##### Task data
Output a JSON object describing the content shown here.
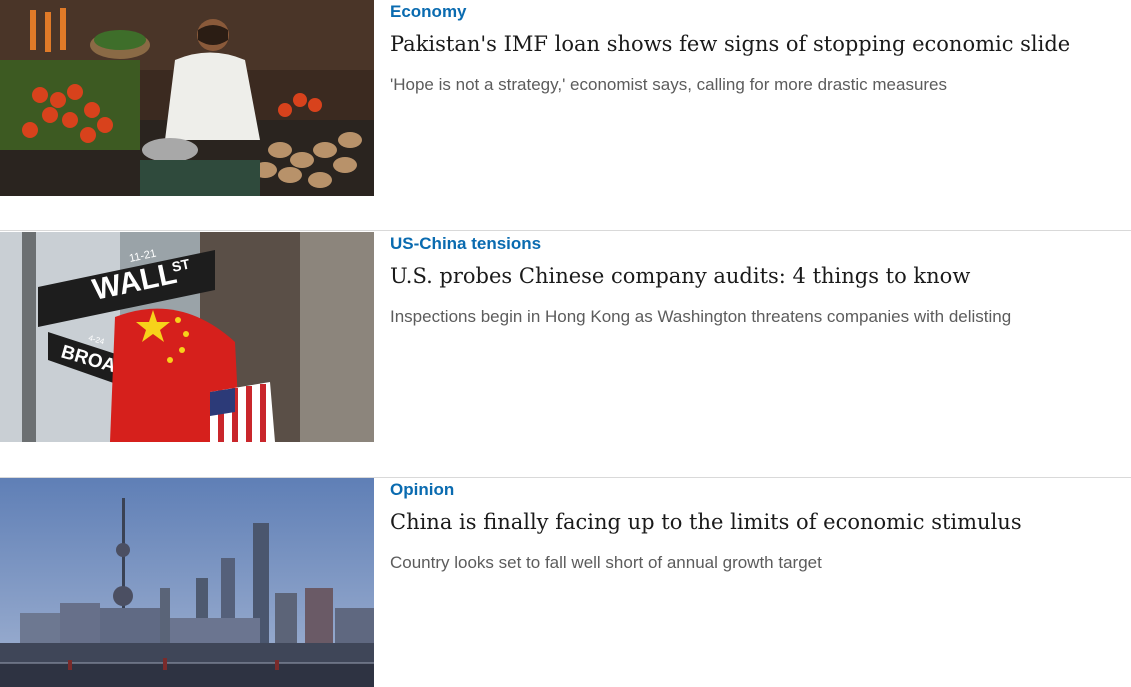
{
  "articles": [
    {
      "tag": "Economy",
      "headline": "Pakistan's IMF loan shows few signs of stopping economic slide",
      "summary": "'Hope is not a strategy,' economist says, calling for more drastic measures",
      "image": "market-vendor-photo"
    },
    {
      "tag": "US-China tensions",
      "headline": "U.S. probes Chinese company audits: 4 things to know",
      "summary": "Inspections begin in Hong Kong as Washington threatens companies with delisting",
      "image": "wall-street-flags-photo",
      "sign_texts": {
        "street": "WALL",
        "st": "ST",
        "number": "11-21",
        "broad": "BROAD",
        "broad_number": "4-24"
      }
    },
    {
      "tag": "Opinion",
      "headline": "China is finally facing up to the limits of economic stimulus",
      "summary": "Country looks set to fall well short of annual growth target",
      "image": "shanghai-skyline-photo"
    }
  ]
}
##########
** To do **
From the material above, copy each line that includes the word "image".

** The response **
      "image": "market-vendor-photo"
      "image": "wall-street-flags-photo",
      "image": "shanghai-skyline-photo"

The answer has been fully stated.